* [Exercise aim] Each record must be reproduced exactly as it is shown.

################

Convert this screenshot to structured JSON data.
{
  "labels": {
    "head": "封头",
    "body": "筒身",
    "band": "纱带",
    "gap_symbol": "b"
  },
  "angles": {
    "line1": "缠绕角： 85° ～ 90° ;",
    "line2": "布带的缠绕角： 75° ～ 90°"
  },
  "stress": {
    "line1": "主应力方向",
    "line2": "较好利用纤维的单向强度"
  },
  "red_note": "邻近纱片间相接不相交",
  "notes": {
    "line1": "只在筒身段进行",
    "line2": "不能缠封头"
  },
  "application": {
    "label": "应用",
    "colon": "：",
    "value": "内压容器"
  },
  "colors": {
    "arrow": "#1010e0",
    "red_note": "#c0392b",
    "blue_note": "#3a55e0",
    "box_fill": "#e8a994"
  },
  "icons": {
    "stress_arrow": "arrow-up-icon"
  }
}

################

* [Worked solution]
Convert this screenshot to structured JSON data.
{
  "labels": {
    "head": "封头",
    "body": "筒身",
    "band": "纱带",
    "gap_symbol": "b"
  },
  "angles": {
    "line1": "缠绕角： 85° ～ 90° ;",
    "line2": "布带的缠绕角： 75° ～ 90°"
  },
  "stress": {
    "line1": "主应力方向",
    "line2": "较好利用纤维的单向强度"
  },
  "red_note": "邻近纱片间相接不相交",
  "notes": {
    "line1": "只在筒身段进行",
    "line2": "不能缠封头"
  },
  "application": {
    "label": "应用",
    "colon": "：",
    "value": "内压容器"
  },
  "colors": {
    "arrow": "#1010e0",
    "red_note": "#c0392b",
    "blue_note": "#3a55e0",
    "box_fill": "#e8a994"
  },
  "icons": {
    "stress_arrow": "arrow-up-icon"
  }
}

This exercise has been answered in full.